Only lines with the word "Computador" are needed; collect each of them from the listing below.

## DATA EXTRACT:
____________

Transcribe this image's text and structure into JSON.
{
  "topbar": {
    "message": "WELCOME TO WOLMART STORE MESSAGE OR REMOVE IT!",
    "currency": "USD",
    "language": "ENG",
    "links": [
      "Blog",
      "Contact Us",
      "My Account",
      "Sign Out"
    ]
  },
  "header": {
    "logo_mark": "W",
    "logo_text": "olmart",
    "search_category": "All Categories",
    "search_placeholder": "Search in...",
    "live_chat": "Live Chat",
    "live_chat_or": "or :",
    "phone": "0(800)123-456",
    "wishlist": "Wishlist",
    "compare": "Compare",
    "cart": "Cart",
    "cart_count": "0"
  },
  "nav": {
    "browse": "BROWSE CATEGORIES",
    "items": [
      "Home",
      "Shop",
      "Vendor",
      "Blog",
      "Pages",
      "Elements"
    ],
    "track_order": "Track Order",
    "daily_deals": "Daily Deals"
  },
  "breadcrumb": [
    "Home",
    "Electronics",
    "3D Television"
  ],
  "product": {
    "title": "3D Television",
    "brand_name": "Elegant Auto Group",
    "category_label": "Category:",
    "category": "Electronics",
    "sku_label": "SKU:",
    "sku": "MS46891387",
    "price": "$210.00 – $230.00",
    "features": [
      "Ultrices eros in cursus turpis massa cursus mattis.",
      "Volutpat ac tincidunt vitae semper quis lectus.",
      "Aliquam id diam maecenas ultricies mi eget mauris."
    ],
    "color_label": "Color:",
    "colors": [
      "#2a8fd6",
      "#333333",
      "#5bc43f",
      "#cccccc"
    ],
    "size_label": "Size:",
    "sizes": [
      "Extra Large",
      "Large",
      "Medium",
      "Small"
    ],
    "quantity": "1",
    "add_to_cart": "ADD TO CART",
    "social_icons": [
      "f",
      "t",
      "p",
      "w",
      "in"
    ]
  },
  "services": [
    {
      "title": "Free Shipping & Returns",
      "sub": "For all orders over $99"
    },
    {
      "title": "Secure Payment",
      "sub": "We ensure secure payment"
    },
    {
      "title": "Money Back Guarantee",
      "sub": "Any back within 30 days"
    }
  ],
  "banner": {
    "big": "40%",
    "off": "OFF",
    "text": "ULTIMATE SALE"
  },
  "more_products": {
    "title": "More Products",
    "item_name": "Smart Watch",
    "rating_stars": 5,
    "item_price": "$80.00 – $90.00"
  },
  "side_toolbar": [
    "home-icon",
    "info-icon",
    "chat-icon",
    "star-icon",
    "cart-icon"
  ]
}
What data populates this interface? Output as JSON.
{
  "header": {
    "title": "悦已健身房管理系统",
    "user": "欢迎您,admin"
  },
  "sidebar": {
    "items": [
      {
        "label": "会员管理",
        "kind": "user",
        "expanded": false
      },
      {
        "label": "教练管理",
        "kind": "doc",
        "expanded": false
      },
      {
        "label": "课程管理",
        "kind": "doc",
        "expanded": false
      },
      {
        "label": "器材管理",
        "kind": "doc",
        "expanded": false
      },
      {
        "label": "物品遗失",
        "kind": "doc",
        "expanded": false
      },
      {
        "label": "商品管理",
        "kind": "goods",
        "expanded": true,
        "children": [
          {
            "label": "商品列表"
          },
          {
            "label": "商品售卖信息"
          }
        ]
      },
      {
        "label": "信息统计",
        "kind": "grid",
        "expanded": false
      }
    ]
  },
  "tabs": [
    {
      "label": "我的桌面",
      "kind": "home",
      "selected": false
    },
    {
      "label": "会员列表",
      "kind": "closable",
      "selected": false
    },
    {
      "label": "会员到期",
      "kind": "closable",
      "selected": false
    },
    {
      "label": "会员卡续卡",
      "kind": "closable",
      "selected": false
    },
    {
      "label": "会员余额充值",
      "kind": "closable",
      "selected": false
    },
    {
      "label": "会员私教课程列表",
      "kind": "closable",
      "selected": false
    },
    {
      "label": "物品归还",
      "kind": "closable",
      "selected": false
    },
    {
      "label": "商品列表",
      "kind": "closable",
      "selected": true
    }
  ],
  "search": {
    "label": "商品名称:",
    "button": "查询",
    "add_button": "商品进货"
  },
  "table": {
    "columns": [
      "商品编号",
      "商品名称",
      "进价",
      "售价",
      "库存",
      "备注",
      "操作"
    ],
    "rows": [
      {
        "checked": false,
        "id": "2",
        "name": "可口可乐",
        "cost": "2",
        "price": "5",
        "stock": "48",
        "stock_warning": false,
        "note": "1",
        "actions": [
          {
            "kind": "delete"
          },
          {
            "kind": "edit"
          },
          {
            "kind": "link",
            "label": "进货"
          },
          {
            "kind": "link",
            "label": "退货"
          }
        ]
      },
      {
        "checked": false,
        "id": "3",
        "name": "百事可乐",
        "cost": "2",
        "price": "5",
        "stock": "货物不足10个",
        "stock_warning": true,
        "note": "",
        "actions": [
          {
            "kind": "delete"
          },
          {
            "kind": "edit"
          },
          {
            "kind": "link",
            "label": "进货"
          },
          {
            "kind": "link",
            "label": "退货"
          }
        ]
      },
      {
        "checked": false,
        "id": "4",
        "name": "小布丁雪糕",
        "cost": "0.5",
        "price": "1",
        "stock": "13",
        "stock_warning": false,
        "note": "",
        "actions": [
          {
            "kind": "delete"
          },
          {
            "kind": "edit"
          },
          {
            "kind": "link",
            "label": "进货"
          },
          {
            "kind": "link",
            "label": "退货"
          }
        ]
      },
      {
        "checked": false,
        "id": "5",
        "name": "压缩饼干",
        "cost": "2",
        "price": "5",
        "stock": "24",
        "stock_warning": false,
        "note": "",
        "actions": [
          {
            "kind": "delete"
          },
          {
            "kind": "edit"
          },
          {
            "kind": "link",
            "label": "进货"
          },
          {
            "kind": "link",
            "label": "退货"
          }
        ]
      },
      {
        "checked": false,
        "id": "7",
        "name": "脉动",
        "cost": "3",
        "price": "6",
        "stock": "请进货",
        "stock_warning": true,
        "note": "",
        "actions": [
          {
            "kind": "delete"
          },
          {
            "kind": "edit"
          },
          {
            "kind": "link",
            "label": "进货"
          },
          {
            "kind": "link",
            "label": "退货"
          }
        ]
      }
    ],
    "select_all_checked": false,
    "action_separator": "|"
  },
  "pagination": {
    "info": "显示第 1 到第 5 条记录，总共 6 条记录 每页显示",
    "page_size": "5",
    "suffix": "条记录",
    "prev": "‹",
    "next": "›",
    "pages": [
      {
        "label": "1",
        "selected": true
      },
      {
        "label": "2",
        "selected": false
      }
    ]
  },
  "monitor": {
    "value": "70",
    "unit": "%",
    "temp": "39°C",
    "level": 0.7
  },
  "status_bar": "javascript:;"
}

____________

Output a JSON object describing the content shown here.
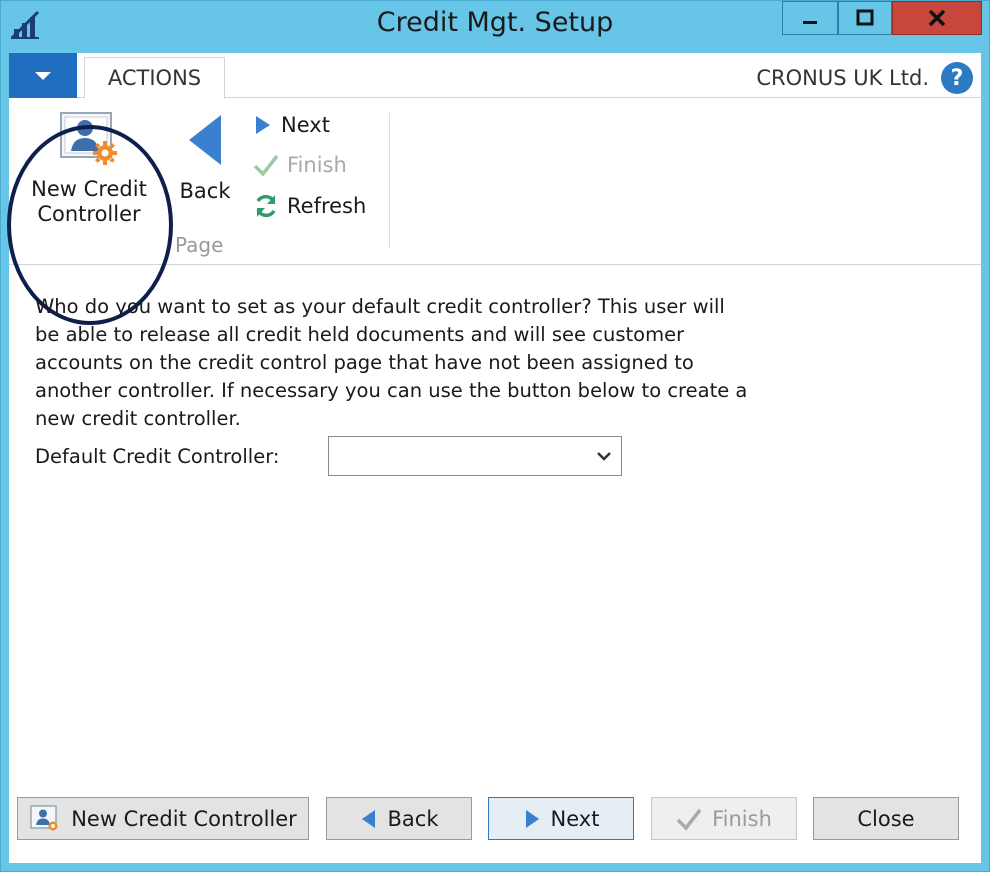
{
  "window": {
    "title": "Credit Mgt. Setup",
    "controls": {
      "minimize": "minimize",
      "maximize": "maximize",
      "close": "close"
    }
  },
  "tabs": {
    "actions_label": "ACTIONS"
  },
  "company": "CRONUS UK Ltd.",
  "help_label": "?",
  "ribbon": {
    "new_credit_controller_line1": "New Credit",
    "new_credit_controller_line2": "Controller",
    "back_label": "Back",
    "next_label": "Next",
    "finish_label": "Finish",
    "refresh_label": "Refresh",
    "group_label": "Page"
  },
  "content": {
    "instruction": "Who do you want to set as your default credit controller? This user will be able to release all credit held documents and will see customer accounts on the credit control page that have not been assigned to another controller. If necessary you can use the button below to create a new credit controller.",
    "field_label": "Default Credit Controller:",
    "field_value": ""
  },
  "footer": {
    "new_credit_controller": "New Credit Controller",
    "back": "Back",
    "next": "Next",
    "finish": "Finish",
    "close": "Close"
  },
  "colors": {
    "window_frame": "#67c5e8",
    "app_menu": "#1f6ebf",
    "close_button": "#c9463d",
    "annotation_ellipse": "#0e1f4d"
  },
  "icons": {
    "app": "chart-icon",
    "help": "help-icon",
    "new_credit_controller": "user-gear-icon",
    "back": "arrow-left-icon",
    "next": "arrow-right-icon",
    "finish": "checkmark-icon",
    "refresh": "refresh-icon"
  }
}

____________

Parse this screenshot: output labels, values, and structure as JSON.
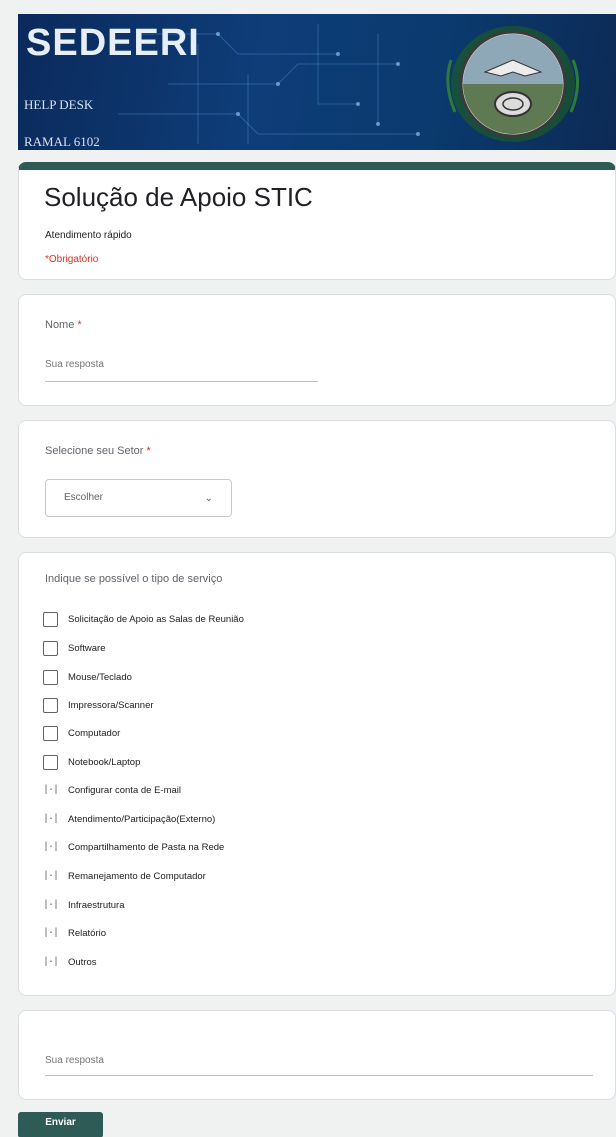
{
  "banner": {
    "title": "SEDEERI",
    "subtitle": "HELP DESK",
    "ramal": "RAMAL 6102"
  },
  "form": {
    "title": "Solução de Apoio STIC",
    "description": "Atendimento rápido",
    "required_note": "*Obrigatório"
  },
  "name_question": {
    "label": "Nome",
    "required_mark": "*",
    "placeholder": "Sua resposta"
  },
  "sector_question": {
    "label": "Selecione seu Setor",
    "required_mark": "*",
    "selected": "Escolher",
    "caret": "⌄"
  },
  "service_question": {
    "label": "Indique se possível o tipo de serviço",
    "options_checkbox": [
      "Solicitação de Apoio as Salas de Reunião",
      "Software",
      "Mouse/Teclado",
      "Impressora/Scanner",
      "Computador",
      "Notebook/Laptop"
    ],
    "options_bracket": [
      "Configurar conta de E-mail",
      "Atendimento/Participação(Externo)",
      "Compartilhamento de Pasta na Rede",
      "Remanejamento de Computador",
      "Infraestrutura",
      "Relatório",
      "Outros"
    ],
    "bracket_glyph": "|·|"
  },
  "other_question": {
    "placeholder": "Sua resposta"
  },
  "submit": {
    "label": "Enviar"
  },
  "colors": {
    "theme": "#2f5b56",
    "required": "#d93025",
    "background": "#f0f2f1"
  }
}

____________

## THE SOLUTION:
      "Computador",
      "Remanejamento de Computador",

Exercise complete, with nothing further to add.